WHAT IS EXPECTED: Take every line from the listing below that includes "document" and copy it.

Collected data entries:
==========
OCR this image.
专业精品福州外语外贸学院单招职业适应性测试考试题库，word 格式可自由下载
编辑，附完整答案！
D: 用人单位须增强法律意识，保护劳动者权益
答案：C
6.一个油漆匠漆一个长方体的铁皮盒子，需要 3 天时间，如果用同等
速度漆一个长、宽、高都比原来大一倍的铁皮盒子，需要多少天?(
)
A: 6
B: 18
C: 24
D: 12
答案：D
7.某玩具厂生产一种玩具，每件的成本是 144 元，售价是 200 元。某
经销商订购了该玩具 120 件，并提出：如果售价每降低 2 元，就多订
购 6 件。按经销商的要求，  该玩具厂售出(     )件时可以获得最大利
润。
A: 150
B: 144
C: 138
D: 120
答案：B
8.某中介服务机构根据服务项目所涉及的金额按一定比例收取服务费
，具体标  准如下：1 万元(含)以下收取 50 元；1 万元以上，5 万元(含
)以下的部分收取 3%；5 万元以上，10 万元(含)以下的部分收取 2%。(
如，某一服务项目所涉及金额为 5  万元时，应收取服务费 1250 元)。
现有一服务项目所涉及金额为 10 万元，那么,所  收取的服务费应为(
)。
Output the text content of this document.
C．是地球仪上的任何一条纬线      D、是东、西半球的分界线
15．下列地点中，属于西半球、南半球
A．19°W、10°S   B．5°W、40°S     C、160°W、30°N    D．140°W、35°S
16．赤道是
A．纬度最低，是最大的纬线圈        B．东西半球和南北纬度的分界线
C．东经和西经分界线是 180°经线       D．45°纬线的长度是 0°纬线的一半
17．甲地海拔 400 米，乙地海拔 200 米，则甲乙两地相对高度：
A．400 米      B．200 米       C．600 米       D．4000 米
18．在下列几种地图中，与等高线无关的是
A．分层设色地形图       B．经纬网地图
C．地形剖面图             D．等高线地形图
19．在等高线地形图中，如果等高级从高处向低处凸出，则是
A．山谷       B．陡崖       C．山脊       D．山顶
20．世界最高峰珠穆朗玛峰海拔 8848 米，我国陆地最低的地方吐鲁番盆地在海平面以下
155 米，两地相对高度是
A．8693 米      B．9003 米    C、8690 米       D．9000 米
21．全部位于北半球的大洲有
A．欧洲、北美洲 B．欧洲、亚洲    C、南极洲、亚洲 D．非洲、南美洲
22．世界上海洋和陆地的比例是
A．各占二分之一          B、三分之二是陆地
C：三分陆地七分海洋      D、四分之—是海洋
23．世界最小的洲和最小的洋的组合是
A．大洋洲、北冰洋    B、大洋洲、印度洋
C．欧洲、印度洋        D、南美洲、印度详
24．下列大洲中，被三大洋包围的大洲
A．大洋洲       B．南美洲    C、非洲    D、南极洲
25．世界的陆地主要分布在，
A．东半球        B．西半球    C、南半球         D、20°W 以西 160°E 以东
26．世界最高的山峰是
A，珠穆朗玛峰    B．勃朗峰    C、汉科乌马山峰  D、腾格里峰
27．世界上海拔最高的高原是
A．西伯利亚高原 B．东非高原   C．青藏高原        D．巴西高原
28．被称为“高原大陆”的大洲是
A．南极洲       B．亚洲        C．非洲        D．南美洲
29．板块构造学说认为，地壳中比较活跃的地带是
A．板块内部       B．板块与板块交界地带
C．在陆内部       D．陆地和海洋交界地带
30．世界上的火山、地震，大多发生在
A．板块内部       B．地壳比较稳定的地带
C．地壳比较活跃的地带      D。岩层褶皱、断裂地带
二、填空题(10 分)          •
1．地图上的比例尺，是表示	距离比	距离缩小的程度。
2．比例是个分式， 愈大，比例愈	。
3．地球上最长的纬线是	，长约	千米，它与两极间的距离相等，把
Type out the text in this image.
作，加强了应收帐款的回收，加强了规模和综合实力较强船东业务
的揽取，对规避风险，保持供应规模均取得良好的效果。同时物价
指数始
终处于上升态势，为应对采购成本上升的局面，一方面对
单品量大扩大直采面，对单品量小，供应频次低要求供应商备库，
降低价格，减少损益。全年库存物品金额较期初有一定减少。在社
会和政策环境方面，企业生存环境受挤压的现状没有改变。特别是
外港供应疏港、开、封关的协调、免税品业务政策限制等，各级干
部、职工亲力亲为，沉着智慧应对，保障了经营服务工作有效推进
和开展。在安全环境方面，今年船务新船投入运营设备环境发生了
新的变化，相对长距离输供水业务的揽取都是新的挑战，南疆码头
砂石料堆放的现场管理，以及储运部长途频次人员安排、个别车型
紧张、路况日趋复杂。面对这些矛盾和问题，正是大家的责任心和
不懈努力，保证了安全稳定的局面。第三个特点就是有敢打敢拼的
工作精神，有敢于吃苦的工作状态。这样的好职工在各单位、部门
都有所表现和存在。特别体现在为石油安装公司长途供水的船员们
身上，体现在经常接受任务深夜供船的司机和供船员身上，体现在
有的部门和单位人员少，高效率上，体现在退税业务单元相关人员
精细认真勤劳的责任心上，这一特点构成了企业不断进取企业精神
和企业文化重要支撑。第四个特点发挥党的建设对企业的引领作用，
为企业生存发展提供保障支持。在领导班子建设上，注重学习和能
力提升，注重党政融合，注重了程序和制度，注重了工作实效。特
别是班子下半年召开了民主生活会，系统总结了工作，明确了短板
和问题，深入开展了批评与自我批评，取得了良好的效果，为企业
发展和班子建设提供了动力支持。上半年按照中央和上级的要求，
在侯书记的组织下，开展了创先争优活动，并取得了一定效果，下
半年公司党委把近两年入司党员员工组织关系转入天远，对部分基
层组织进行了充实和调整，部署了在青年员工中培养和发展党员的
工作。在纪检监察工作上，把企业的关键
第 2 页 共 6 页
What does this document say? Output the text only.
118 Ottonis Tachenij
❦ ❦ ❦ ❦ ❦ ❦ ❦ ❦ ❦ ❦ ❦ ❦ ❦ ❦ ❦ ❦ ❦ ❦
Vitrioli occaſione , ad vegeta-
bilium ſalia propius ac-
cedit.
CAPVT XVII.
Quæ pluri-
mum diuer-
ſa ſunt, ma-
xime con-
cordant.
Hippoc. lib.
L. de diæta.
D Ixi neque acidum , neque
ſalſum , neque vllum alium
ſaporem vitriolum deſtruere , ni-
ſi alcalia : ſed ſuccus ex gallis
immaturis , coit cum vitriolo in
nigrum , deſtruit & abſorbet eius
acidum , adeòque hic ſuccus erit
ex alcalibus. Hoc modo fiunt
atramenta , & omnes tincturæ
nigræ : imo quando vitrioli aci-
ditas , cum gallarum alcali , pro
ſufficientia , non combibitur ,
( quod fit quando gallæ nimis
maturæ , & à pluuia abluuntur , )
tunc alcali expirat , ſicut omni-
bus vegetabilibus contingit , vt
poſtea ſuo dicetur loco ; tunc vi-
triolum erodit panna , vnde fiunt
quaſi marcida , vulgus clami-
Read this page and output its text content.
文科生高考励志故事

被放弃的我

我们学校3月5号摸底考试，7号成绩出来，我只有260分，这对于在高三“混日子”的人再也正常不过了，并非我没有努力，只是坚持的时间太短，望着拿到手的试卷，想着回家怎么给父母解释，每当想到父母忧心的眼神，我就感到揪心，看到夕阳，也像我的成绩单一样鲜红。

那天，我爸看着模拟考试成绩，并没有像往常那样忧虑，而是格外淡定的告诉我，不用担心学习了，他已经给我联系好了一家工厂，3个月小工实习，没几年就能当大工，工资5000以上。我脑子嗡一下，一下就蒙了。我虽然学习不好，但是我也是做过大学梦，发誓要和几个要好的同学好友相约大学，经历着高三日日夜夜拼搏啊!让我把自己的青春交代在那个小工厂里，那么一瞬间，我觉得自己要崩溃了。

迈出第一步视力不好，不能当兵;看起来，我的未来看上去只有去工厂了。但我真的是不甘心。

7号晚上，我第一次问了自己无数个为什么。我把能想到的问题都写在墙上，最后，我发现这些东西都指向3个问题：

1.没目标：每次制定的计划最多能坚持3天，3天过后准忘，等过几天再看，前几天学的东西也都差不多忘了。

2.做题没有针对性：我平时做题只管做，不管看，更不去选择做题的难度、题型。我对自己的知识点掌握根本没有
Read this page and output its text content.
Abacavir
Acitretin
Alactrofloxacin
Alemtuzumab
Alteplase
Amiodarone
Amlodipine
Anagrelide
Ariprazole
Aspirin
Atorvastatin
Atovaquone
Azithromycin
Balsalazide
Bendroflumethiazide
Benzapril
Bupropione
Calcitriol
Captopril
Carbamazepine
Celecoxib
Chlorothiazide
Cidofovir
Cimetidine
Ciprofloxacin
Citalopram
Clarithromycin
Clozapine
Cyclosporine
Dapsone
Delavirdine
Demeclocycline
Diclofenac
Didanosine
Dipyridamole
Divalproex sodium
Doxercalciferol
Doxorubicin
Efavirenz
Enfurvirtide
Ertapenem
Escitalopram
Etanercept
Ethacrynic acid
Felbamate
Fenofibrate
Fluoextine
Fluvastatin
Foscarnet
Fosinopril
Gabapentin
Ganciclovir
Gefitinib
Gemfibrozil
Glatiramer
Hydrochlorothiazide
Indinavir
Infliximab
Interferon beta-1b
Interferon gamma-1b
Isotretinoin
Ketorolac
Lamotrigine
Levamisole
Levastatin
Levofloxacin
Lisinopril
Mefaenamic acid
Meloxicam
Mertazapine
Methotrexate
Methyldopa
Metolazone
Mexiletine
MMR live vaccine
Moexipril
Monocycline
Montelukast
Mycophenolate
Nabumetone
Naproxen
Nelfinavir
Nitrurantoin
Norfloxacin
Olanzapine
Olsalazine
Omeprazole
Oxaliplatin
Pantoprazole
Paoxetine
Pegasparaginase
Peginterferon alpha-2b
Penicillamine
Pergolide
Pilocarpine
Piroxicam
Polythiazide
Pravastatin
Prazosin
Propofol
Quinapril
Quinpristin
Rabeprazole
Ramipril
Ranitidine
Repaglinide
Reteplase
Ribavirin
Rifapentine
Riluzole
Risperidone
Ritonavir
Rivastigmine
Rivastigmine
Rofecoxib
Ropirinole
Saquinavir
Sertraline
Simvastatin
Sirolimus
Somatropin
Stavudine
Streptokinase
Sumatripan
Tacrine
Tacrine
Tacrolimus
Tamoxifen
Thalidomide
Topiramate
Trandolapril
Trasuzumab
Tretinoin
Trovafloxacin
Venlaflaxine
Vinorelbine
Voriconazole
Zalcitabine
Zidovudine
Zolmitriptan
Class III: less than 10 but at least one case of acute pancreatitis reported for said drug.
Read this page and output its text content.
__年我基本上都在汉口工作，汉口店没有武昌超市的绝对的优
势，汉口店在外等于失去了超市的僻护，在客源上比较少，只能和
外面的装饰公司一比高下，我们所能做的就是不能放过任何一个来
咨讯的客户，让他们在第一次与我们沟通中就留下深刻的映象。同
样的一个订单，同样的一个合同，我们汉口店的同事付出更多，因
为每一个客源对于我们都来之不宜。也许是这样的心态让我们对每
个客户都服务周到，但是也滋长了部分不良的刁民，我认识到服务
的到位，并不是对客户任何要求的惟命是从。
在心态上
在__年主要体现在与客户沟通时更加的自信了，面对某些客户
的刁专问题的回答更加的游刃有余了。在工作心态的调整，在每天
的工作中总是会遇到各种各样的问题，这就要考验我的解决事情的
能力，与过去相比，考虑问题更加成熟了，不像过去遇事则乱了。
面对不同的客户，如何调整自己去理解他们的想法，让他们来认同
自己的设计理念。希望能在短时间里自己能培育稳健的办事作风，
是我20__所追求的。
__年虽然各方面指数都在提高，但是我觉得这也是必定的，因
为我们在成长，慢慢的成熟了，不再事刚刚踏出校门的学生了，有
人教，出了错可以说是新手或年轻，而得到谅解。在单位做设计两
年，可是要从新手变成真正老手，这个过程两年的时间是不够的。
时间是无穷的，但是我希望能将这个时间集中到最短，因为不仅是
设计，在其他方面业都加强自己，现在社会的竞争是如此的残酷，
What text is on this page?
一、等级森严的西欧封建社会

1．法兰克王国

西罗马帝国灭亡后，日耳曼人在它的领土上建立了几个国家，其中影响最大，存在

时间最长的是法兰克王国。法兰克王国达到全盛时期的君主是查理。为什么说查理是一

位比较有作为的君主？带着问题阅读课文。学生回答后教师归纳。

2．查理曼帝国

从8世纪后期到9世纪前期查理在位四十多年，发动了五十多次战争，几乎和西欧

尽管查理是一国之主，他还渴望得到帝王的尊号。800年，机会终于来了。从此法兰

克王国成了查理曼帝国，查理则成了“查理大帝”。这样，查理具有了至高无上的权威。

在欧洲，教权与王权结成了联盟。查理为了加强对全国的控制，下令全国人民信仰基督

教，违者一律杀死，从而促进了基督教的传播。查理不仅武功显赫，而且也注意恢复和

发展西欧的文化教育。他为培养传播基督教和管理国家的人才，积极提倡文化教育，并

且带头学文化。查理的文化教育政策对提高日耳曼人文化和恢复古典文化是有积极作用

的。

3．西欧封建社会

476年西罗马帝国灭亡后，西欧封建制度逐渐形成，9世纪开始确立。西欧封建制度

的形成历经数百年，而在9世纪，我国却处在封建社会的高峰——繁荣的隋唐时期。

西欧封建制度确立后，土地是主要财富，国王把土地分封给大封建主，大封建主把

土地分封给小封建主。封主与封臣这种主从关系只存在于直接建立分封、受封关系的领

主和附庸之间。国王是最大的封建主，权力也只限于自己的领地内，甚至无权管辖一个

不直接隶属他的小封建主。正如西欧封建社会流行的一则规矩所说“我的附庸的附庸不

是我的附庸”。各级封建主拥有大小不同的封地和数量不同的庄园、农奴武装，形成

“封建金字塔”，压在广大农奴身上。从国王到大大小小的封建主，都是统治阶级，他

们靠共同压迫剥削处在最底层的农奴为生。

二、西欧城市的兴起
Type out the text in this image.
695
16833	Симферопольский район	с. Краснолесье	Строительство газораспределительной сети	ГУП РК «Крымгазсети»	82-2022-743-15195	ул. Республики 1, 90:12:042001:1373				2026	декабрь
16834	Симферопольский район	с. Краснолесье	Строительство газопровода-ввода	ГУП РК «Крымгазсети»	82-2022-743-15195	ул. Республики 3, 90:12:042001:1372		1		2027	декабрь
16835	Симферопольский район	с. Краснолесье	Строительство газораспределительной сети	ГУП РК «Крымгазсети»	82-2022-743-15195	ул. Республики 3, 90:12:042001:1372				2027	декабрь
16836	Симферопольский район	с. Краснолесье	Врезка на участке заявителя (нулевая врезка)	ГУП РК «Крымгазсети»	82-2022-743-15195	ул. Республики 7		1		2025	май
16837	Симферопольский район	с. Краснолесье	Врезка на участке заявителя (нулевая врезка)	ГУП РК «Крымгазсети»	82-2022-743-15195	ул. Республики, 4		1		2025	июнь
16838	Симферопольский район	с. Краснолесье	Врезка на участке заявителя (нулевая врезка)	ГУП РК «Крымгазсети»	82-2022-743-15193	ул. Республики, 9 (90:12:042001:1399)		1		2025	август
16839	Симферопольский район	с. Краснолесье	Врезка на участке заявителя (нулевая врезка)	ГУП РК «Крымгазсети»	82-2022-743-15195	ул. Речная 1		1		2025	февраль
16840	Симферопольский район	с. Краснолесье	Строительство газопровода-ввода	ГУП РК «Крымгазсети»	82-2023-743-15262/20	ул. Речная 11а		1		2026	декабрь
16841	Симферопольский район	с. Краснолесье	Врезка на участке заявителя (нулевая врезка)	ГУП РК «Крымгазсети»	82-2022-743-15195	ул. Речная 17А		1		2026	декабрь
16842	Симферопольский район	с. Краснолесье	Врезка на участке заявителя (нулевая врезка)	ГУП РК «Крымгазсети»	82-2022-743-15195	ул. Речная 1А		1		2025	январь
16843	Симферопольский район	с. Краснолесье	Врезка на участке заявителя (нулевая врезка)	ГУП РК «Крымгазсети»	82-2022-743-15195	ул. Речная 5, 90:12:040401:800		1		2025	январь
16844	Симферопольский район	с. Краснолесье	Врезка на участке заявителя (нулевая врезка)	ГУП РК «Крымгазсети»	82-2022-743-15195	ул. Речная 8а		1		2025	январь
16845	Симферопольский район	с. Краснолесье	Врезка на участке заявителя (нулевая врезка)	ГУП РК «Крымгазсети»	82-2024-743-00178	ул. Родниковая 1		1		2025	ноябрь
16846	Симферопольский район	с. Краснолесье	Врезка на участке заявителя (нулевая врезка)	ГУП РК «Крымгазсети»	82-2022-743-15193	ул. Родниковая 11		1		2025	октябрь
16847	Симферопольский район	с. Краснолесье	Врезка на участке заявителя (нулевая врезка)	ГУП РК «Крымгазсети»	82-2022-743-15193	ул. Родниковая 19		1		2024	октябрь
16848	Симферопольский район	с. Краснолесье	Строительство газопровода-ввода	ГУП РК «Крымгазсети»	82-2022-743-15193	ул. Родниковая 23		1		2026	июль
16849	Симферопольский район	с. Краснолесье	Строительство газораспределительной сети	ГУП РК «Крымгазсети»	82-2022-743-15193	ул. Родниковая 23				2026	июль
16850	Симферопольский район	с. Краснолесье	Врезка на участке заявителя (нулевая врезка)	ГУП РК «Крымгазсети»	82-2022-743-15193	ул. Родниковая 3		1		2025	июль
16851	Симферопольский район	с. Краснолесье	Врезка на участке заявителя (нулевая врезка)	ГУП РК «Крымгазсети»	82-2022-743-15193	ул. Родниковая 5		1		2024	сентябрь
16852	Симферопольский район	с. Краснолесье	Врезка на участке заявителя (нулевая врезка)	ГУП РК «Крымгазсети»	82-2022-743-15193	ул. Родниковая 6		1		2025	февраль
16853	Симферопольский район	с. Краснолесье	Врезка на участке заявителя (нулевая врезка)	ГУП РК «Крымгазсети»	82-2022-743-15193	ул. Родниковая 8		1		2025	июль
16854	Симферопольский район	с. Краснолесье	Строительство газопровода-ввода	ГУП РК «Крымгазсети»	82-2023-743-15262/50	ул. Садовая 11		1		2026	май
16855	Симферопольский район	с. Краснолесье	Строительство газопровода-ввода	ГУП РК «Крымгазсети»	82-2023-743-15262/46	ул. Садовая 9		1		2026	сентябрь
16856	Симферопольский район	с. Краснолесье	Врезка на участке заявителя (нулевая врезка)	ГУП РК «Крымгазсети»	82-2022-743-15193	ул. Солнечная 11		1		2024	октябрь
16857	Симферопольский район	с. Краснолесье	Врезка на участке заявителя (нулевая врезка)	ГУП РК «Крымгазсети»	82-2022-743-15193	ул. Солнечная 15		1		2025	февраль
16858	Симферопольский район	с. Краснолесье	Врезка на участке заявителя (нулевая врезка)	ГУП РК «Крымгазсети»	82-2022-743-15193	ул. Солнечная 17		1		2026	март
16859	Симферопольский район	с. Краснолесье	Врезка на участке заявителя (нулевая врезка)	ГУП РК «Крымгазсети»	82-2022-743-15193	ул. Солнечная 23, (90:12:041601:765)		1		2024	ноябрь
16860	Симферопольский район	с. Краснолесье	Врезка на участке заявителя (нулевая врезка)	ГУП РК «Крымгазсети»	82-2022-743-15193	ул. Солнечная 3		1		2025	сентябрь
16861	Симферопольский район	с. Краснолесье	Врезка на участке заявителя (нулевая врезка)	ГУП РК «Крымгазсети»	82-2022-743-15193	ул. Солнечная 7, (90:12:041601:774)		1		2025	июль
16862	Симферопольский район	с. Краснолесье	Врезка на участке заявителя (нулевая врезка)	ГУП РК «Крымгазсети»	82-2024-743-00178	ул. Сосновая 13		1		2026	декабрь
==========
ANSWER TO THIS TASK:
Output the text content of this document.
What does this document say? Output the text only.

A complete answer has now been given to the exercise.